[start Supplied records]

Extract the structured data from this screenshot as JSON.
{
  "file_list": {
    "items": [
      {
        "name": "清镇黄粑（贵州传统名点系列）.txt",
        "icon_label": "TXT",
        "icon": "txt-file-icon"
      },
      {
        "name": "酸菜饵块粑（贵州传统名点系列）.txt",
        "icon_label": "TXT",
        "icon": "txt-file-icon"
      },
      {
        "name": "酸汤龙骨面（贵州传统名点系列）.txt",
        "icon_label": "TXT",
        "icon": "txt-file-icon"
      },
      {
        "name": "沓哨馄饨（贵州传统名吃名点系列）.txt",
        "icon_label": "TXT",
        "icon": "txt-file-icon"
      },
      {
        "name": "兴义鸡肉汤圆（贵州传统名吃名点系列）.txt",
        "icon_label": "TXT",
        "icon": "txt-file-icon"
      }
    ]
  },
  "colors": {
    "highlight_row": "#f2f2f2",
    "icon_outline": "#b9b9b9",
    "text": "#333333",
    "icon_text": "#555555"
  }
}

[end Supplied records]

→ Aim
Exact copies of all the records are required.

→ Output
Extract the structured data from this screenshot as JSON.
{
  "file_list": {
    "items": [
      {
        "name": "清镇黄粑（贵州传统名点系列）.txt",
        "icon_label": "TXT",
        "icon": "txt-file-icon"
      },
      {
        "name": "酸菜饵块粑（贵州传统名点系列）.txt",
        "icon_label": "TXT",
        "icon": "txt-file-icon"
      },
      {
        "name": "酸汤龙骨面（贵州传统名点系列）.txt",
        "icon_label": "TXT",
        "icon": "txt-file-icon"
      },
      {
        "name": "沓哨馄饨（贵州传统名吃名点系列）.txt",
        "icon_label": "TXT",
        "icon": "txt-file-icon"
      },
      {
        "name": "兴义鸡肉汤圆（贵州传统名吃名点系列）.txt",
        "icon_label": "TXT",
        "icon": "txt-file-icon"
      }
    ]
  },
  "colors": {
    "highlight_row": "#f2f2f2",
    "icon_outline": "#b9b9b9",
    "text": "#333333",
    "icon_text": "#555555"
  }
}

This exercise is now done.